## [What is asked]
Scan the entries below. List each line with "integers".

• • • • •

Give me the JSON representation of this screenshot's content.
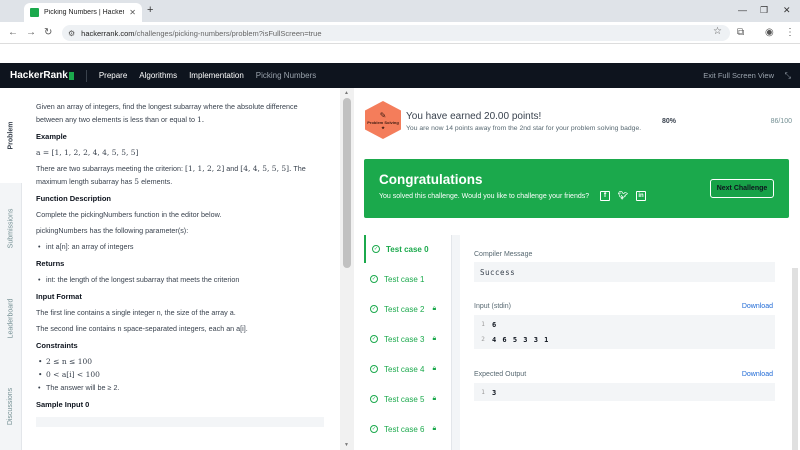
{
  "browser": {
    "tab_title": "Picking Numbers | HackerRank",
    "url_host": "hackerrank.com",
    "url_path": "/challenges/picking-numbers/problem?isFullScreen=true"
  },
  "navbar": {
    "logo": "HackerRank",
    "links": [
      "Prepare",
      "Algorithms",
      "Implementation",
      "Picking Numbers"
    ],
    "exit_label": "Exit Full Screen View"
  },
  "side_tabs": [
    "Problem",
    "Submissions",
    "Leaderboard",
    "Discussions"
  ],
  "problem": {
    "intro": "Given an array of integers, find the longest subarray where the absolute difference between any two elements is less than or equal to",
    "intro_num": "1.",
    "example_heading": "Example",
    "example_array": "a = [1, 1, 2, 2, 4, 4, 5, 5, 5]",
    "example_text_1": "There are two subarrays meeting the criterion:",
    "example_sub1": "[1, 1, 2, 2]",
    "example_and": "and",
    "example_sub2": "[4, 4, 5, 5, 5].",
    "example_text_2": "The maximum length subarray has",
    "example_len": "5",
    "example_text_3": "elements.",
    "func_heading": "Function Description",
    "func_text": "Complete the pickingNumbers function in the editor below.",
    "params_text": "pickingNumbers has the following parameter(s):",
    "param_1": "int a[n]: an array of integers",
    "returns_heading": "Returns",
    "returns_1": "int: the length of the longest subarray that meets the criterion",
    "input_heading": "Input Format",
    "input_1": "The first line contains a single integer n, the size of the array a.",
    "input_2": "The second line contains n space-separated integers, each an a[i].",
    "constraints_heading": "Constraints",
    "constraint_1": "2 ≤ n ≤ 100",
    "constraint_2": "0 < a[i] < 100",
    "constraint_3": "The answer will be ≥ 2.",
    "sample_heading": "Sample Input 0"
  },
  "badge": {
    "label": "Problem Solving",
    "earned": "You have earned 20.00 points!",
    "sub": "You are now 14 points away from the 2nd star for your problem solving badge.",
    "percent": "80%",
    "score": "86/100"
  },
  "congrats": {
    "title": "Congratulations",
    "subtitle": "You solved this challenge. Would you like to challenge your friends?",
    "next_button": "Next Challenge"
  },
  "test_cases": [
    {
      "label": "Test case 0",
      "locked": false
    },
    {
      "label": "Test case 1",
      "locked": false
    },
    {
      "label": "Test case 2",
      "locked": true
    },
    {
      "label": "Test case 3",
      "locked": true
    },
    {
      "label": "Test case 4",
      "locked": true
    },
    {
      "label": "Test case 5",
      "locked": true
    },
    {
      "label": "Test case 6",
      "locked": true
    }
  ],
  "result": {
    "compiler_label": "Compiler Message",
    "compiler_value": "Success",
    "input_label": "Input (stdin)",
    "download": "Download",
    "input_lines": [
      {
        "n": "1",
        "text": "6"
      },
      {
        "n": "2",
        "text": "4 6 5 3 3 1"
      }
    ],
    "expected_label": "Expected Output",
    "expected_lines": [
      {
        "n": "1",
        "text": "3"
      }
    ]
  },
  "colors": {
    "brand_green": "#1ba94c",
    "nav_dark": "#0e141e",
    "badge_orange": "#f47d5b",
    "link_blue": "#1f6ad6"
  }
}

• • • • •

## [In response]
    "intro": "Given an array of integers, find the longest subarray where the absolute difference between any two elements is less than or equal to",
    "param_1": "int a[n]: an array of integers",
    "input_2": "The second line contains n space-separated integers, each an a[i].",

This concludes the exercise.